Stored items
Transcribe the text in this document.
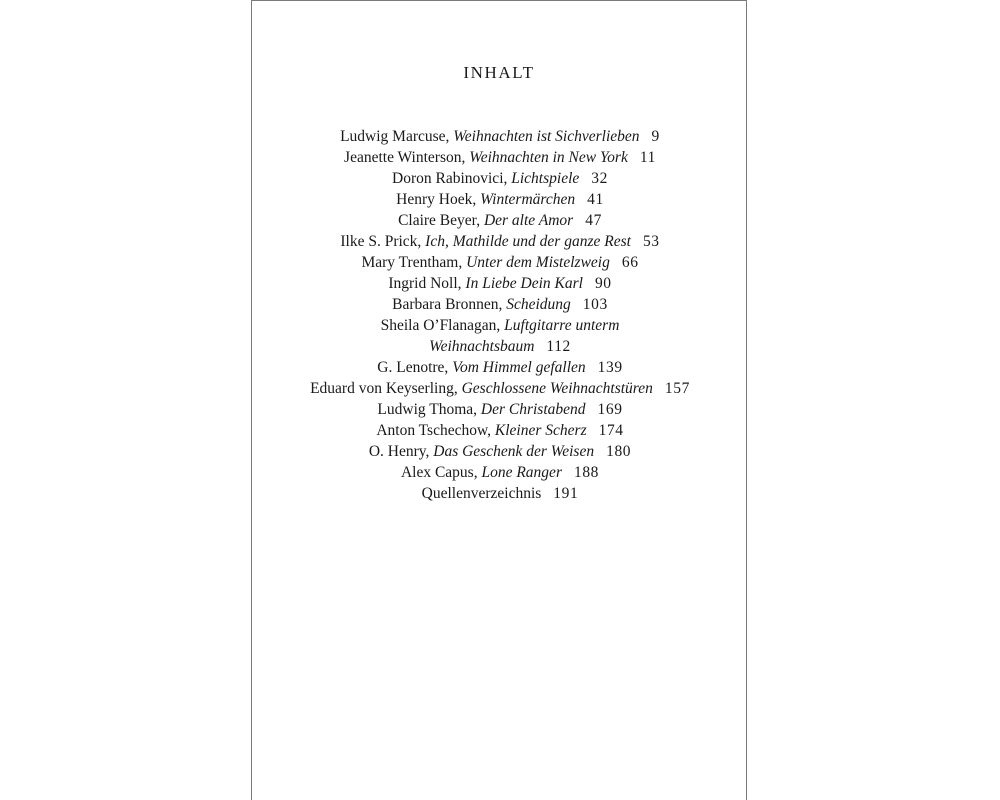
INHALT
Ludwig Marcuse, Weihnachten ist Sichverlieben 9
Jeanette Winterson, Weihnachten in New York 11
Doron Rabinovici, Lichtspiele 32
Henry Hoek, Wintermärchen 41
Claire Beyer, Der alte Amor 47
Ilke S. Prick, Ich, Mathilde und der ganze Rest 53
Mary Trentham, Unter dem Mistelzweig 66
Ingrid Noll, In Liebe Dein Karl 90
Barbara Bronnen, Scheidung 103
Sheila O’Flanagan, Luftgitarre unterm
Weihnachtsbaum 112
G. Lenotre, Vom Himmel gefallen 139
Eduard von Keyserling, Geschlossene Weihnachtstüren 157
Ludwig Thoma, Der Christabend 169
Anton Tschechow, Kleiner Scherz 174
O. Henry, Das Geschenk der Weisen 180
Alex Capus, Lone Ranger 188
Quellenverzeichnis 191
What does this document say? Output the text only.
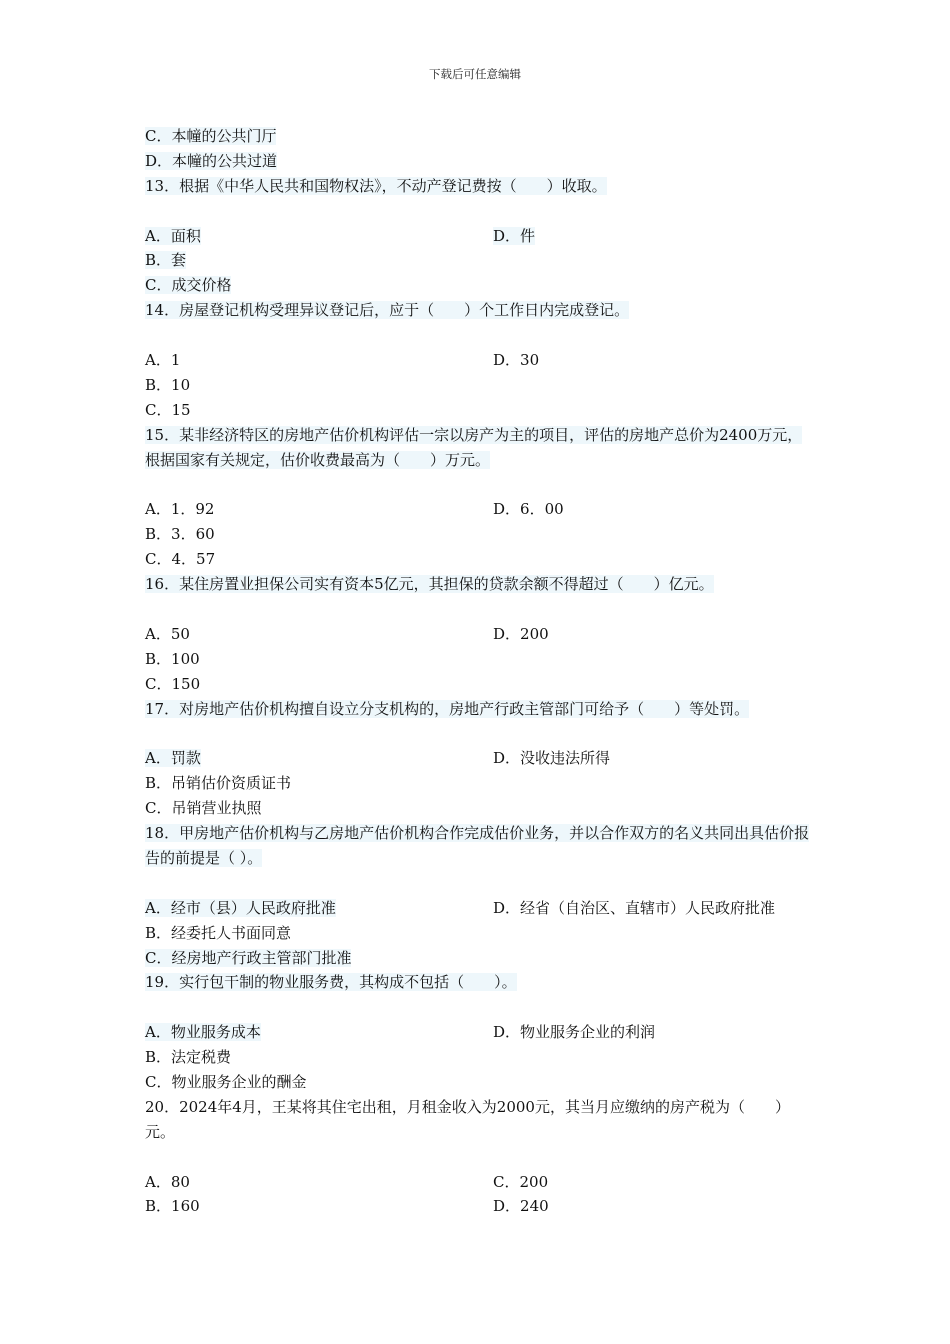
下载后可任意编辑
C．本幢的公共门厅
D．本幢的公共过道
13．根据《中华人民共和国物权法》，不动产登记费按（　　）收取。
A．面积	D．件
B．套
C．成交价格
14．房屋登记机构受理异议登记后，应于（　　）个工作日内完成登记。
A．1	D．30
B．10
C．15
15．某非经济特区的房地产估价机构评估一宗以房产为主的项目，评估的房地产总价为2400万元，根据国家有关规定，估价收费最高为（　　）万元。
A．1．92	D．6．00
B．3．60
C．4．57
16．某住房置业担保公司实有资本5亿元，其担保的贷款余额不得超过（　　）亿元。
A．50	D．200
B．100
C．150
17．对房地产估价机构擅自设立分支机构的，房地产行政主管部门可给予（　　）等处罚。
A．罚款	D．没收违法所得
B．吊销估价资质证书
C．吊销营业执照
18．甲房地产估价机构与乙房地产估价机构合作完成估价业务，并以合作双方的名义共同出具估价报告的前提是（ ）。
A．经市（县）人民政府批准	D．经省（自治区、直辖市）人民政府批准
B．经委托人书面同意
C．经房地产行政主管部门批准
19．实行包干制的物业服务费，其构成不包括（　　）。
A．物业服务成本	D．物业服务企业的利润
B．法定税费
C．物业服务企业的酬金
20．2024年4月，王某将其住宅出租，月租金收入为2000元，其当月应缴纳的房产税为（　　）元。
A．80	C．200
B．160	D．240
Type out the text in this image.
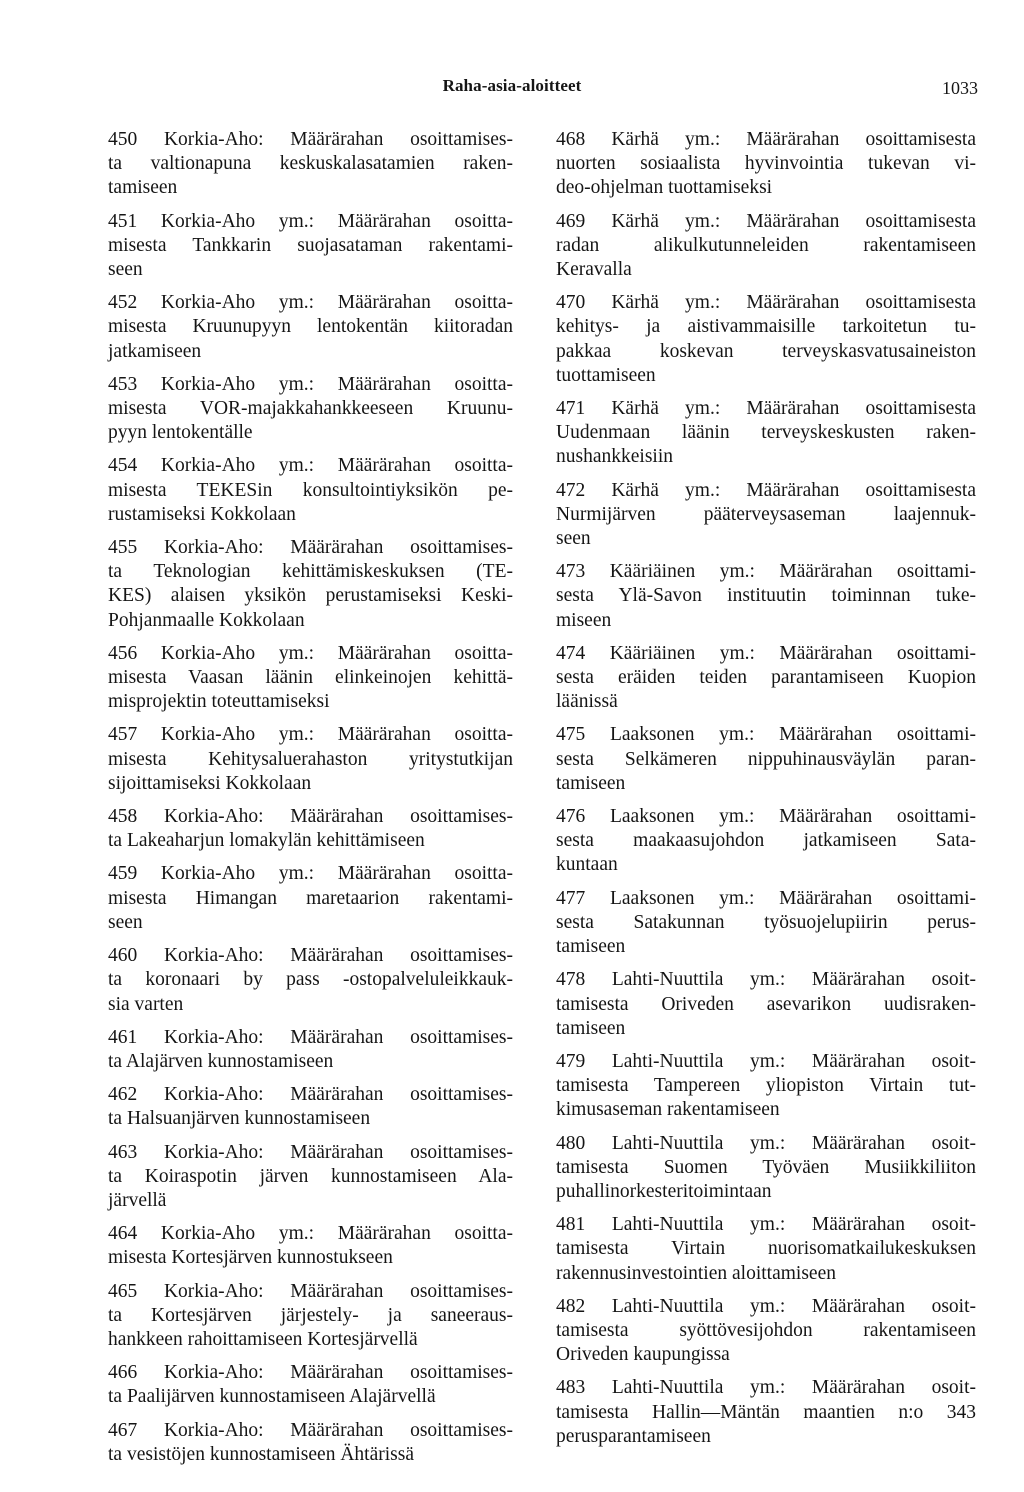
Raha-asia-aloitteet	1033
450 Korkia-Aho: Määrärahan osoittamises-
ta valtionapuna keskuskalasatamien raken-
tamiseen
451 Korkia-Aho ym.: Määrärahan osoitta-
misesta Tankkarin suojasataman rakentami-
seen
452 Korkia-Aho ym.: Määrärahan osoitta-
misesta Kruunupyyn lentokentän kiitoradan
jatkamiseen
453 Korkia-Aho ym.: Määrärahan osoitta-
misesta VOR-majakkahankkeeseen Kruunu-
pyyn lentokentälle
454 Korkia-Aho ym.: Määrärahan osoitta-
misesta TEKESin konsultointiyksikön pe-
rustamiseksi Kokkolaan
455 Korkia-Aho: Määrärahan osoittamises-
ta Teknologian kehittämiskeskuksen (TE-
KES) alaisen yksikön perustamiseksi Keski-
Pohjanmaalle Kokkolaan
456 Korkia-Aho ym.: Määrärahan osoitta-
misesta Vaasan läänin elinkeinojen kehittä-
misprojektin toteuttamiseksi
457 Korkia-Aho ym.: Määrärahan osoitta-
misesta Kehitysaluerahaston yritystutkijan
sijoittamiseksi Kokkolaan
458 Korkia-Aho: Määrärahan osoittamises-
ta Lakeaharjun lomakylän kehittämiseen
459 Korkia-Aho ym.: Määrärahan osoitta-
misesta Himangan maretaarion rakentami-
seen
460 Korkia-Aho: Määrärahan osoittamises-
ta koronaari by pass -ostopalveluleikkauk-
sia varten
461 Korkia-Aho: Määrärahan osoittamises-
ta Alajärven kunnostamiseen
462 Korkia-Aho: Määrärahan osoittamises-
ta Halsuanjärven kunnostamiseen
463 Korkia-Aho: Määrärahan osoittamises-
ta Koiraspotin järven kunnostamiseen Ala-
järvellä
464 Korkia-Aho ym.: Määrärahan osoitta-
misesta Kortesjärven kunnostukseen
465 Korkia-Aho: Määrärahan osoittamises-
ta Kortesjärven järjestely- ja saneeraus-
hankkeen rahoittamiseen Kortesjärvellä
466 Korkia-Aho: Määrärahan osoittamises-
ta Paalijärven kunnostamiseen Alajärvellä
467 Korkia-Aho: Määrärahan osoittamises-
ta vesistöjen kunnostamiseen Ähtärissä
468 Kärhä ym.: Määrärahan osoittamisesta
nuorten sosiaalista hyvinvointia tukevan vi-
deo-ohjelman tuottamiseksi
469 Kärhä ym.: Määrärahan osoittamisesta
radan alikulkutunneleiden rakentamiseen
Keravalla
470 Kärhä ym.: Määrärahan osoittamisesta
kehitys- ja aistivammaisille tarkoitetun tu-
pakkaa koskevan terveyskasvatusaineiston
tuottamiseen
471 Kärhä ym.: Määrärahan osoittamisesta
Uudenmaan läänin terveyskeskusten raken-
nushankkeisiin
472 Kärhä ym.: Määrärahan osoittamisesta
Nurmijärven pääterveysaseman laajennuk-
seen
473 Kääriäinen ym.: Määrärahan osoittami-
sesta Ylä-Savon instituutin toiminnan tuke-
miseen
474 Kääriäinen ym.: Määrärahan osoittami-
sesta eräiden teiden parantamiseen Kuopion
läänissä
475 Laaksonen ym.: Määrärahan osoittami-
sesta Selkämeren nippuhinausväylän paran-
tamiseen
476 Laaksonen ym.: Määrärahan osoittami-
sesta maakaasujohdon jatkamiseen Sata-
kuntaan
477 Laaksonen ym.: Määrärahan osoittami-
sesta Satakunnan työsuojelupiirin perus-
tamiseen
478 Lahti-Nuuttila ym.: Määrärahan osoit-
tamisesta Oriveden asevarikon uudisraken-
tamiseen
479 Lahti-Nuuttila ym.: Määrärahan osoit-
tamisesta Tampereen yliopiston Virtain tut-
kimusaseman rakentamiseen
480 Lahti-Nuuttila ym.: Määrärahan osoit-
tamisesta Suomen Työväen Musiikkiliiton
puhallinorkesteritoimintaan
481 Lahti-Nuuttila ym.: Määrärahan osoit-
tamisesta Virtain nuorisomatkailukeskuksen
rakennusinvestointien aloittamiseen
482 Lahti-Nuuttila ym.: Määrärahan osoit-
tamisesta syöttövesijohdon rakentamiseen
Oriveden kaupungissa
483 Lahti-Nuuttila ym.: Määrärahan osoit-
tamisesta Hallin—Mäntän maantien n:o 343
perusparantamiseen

The request - Return every line above that contains the word "Kokkolaan".

Written response -
rustamiseksi Kokkolaan
Pohjanmaalle Kokkolaan
sijoittamiseksi Kokkolaan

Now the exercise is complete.